» YOUR TASK
The data below is to be returned in full and exactly.

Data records
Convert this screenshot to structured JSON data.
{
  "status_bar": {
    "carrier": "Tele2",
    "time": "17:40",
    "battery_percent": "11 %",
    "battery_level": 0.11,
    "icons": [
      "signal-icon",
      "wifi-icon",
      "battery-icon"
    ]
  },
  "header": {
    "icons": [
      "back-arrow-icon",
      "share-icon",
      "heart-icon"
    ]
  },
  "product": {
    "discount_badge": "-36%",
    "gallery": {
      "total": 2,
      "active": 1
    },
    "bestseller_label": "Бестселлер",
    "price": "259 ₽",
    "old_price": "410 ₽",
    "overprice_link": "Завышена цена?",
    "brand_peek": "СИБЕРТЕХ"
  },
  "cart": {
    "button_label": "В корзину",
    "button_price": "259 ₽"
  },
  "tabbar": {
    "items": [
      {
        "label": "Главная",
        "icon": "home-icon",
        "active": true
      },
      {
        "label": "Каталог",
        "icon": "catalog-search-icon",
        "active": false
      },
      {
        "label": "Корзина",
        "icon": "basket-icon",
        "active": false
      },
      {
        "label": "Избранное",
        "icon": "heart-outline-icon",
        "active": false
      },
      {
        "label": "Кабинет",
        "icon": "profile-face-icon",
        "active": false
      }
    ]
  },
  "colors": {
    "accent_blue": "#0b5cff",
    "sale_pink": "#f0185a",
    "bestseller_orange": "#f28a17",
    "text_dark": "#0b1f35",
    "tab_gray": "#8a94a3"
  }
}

» SOLUTION TO THE PROBLEM
Convert this screenshot to structured JSON data.
{
  "status_bar": {
    "carrier": "Tele2",
    "time": "17:40",
    "battery_percent": "11 %",
    "battery_level": 0.11,
    "icons": [
      "signal-icon",
      "wifi-icon",
      "battery-icon"
    ]
  },
  "header": {
    "icons": [
      "back-arrow-icon",
      "share-icon",
      "heart-icon"
    ]
  },
  "product": {
    "discount_badge": "-36%",
    "gallery": {
      "total": 2,
      "active": 1
    },
    "bestseller_label": "Бестселлер",
    "price": "259 ₽",
    "old_price": "410 ₽",
    "overprice_link": "Завышена цена?",
    "brand_peek": "СИБЕРТЕХ"
  },
  "cart": {
    "button_label": "В корзину",
    "button_price": "259 ₽"
  },
  "tabbar": {
    "items": [
      {
        "label": "Главная",
        "icon": "home-icon",
        "active": true
      },
      {
        "label": "Каталог",
        "icon": "catalog-search-icon",
        "active": false
      },
      {
        "label": "Корзина",
        "icon": "basket-icon",
        "active": false
      },
      {
        "label": "Избранное",
        "icon": "heart-outline-icon",
        "active": false
      },
      {
        "label": "Кабинет",
        "icon": "profile-face-icon",
        "active": false
      }
    ]
  },
  "colors": {
    "accent_blue": "#0b5cff",
    "sale_pink": "#f0185a",
    "bestseller_orange": "#f28a17",
    "text_dark": "#0b1f35",
    "tab_gray": "#8a94a3"
  }
}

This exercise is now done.